▶ _Exercise material_:
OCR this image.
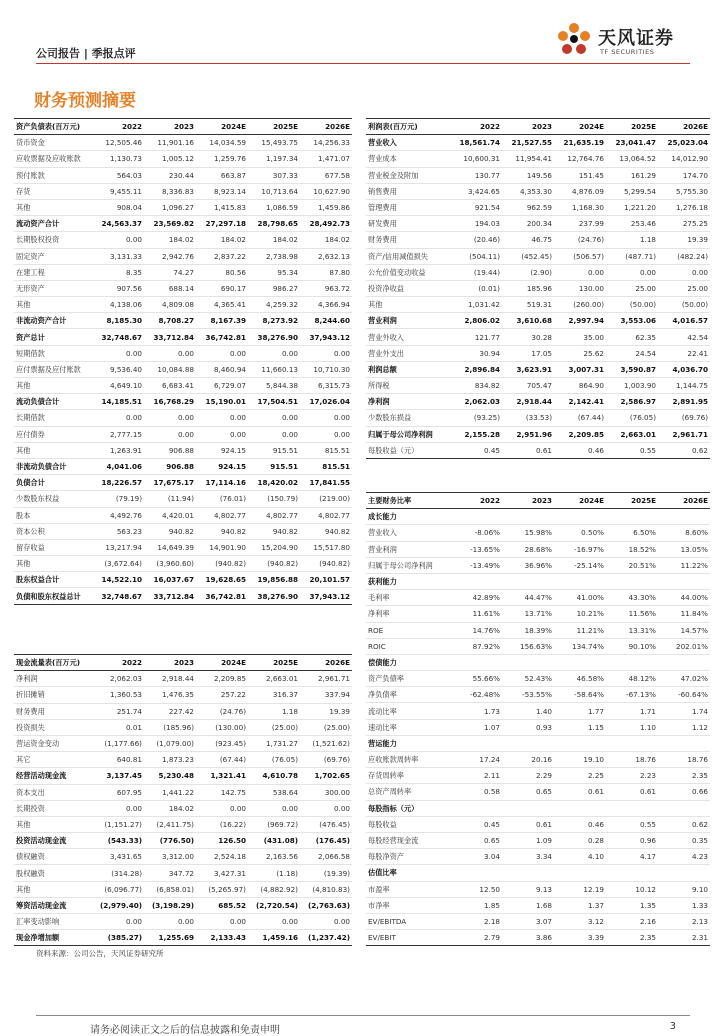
公司报告 | 季报点评
天风证券
TF SECURITIES
财务预测摘要
资产负债表(百万元)	2022	2023	2024E	2025E	2026E
货币资金	12,505.46	11,901.16	14,034.59	15,493.75	14,256.33
应收票据及应收账款	1,130.73	1,005.12	1,259.76	1,197.34	1,471.07
预付账款	564.03	230.44	663.87	307.33	677.58
存货	9,455.11	8,336.83	8,923.14	10,713.64	10,627.90
其他	908.04	1,096.27	1,415.83	1,086.59	1,459.86
流动资产合计	24,563.37	23,569.82	27,297.18	28,798.65	28,492.73
长期股权投资	0.00	184.02	184.02	184.02	184.02
固定资产	3,131.33	2,942.76	2,837.22	2,738.98	2,632.13
在建工程	8.35	74.27	80.56	95.34	87.80
无形资产	907.56	688.14	690.17	986.27	963.72
其他	4,138.06	4,809.08	4,365.41	4,259.32	4,366.94
非流动资产合计	8,185.30	8,708.27	8,167.39	8,273.92	8,244.60
资产总计	32,748.67	33,712.84	36,742.81	38,276.90	37,943.12
短期借款	0.00	0.00	0.00	0.00	0.00
应付票据及应付账款	9,536.40	10,084.88	8,460.94	11,660.13	10,710.30
其他	4,649.10	6,683.41	6,729.07	5,844.38	6,315.73
流动负债合计	14,185.51	16,768.29	15,190.01	17,504.51	17,026.04
长期借款	0.00	0.00	0.00	0.00	0.00
应付债券	2,777.15	0.00	0.00	0.00	0.00
其他	1,263.91	906.88	924.15	915.51	815.51
非流动负债合计	4,041.06	906.88	924.15	915.51	815.51
负债合计	18,226.57	17,675.17	17,114.16	18,420.02	17,841.55
少数股东权益	(79.19)	(11.94)	(76.01)	(150.79)	(219.00)
股本	4,492.76	4,420.01	4,802.77	4,802.77	4,802.77
资本公积	563.23	940.82	940.82	940.82	940.82
留存收益	13,217.94	14,649.39	14,901.90	15,204.90	15,517.80
其他	(3,672.64)	(3,960.60)	(940.82)	(940.82)	(940.82)
股东权益合计	14,522.10	16,037.67	19,628.65	19,856.88	20,101.57
负债和股东权益总计	32,748.67	33,712.84	36,742.81	38,276.90	37,943.12
利润表(百万元)	2022	2023	2024E	2025E	2026E
营业收入	18,561.74	21,527.55	21,635.19	23,041.47	25,023.04
营业成本	10,600.31	11,954.41	12,764.76	13,064.52	14,012.90
营业税金及附加	130.77	149.56	151.45	161.29	174.70
销售费用	3,424.65	4,353.30	4,876.09	5,299.54	5,755.30
管理费用	921.54	962.59	1,168.30	1,221.20	1,276.18
研发费用	194.03	200.34	237.99	253.46	275.25
财务费用	(20.46)	46.75	(24.76)	1.18	19.39
资产/信用减值损失	(504.11)	(452.45)	(506.57)	(487.71)	(482.24)
公允价值变动收益	(19.44)	(2.90)	0.00	0.00	0.00
投资净收益	(0.01)	185.96	130.00	25.00	25.00
其他	1,031.42	519.31	(260.00)	(50.00)	(50.00)
营业利润	2,806.02	3,610.68	2,997.94	3,553.06	4,016.57
营业外收入	121.77	30.28	35.00	62.35	42.54
营业外支出	30.94	17.05	25.62	24.54	22.41
利润总额	2,896.84	3,623.91	3,007.31	3,590.87	4,036.70
所得税	834.82	705.47	864.90	1,003.90	1,144.75
净利润	2,062.03	2,918.44	2,142.41	2,586.97	2,891.95
少数股东损益	(93.25)	(33.53)	(67.44)	(76.05)	(69.76)
归属于母公司净利润	2,155.28	2,951.96	2,209.85	2,663.01	2,961.71
每股收益（元）	0.45	0.61	0.46	0.55	0.62
主要财务比率	2022	2023	2024E	2025E	2026E
成长能力					
营业收入	-8.06%	15.98%	0.50%	6.50%	8.60%
营业利润	-13.65%	28.68%	-16.97%	18.52%	13.05%
归属于母公司净利润	-13.49%	36.96%	-25.14%	20.51%	11.22%
获利能力					
毛利率	42.89%	44.47%	41.00%	43.30%	44.00%
净利率	11.61%	13.71%	10.21%	11.56%	11.84%
ROE	14.76%	18.39%	11.21%	13.31%	14.57%
ROIC	87.92%	156.63%	134.74%	90.10%	202.01%
偿债能力					
资产负债率	55.66%	52.43%	46.58%	48.12%	47.02%
净负债率	-62.48%	-53.55%	-58.64%	-67.13%	-60.64%
流动比率	1.73	1.40	1.77	1.71	1.74
速动比率	1.07	0.93	1.15	1.10	1.12
营运能力					
应收账款周转率	17.24	20.16	19.10	18.76	18.76
存货周转率	2.11	2.29	2.25	2.23	2.35
总资产周转率	0.58	0.65	0.61	0.61	0.66
每股指标（元）					
每股收益	0.45	0.61	0.46	0.55	0.62
每股经营现金流	0.65	1.09	0.28	0.96	0.35
每股净资产	3.04	3.34	4.10	4.17	4.23
估值比率					
市盈率	12.50	9.13	12.19	10.12	9.10
市净率	1.85	1.68	1.37	1.35	1.33
EV/EBITDA	2.18	3.07	3.12	2.16	2.13
EV/EBIT	2.79	3.86	3.39	2.35	2.31
现金流量表(百万元)	2022	2023	2024E	2025E	2026E
净利润	2,062.03	2,918.44	2,209.85	2,663.01	2,961.71
折旧摊销	1,360.53	1,476.35	257.22	316.37	337.94
财务费用	251.74	227.42	(24.76)	1.18	19.39
投资损失	0.01	(185.96)	(130.00)	(25.00)	(25.00)
营运资金变动	(1,177.66)	(1,079.00)	(923.45)	1,731.27	(1,521.62)
其它	640.81	1,873.23	(67.44)	(76.05)	(69.76)
经营活动现金流	3,137.45	5,230.48	1,321.41	4,610.78	1,702.65
资本支出	607.95	1,441.22	142.75	538.64	300.00
长期投资	0.00	184.02	0.00	0.00	0.00
其他	(1,151.27)	(2,411.75)	(16.22)	(969.72)	(476.45)
投资活动现金流	(543.33)	(776.50)	126.50	(431.08)	(176.45)
债权融资	3,431.65	3,312.00	2,524.18	2,163.56	2,066.58
股权融资	(314.28)	347.72	3,427.31	(1.18)	(19.39)
其他	(6,096.77)	(6,858.01)	(5,265.97)	(4,882.92)	(4,810.83)
筹资活动现金流	(2,979.40)	(3,198.29)	685.52	(2,720.54)	(2,763.63)
汇率变动影响	0.00	0.00	0.00	0.00	0.00
现金净增加额	(385.27)	1,255.69	2,133.43	1,459.16	(1,237.42)
资料来源：公司公告，天风证券研究所
请务必阅读正文之后的信息披露和免责申明	3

▶ _Brief_:
Read through the data and copy every line where "营业收入" shows up.

▶ _Worked solution_:
营业收入	18,561.74	21,527.55	21,635.19	23,041.47	25,023.04
营业收入	-8.06%	15.98%	0.50%	6.50%	8.60%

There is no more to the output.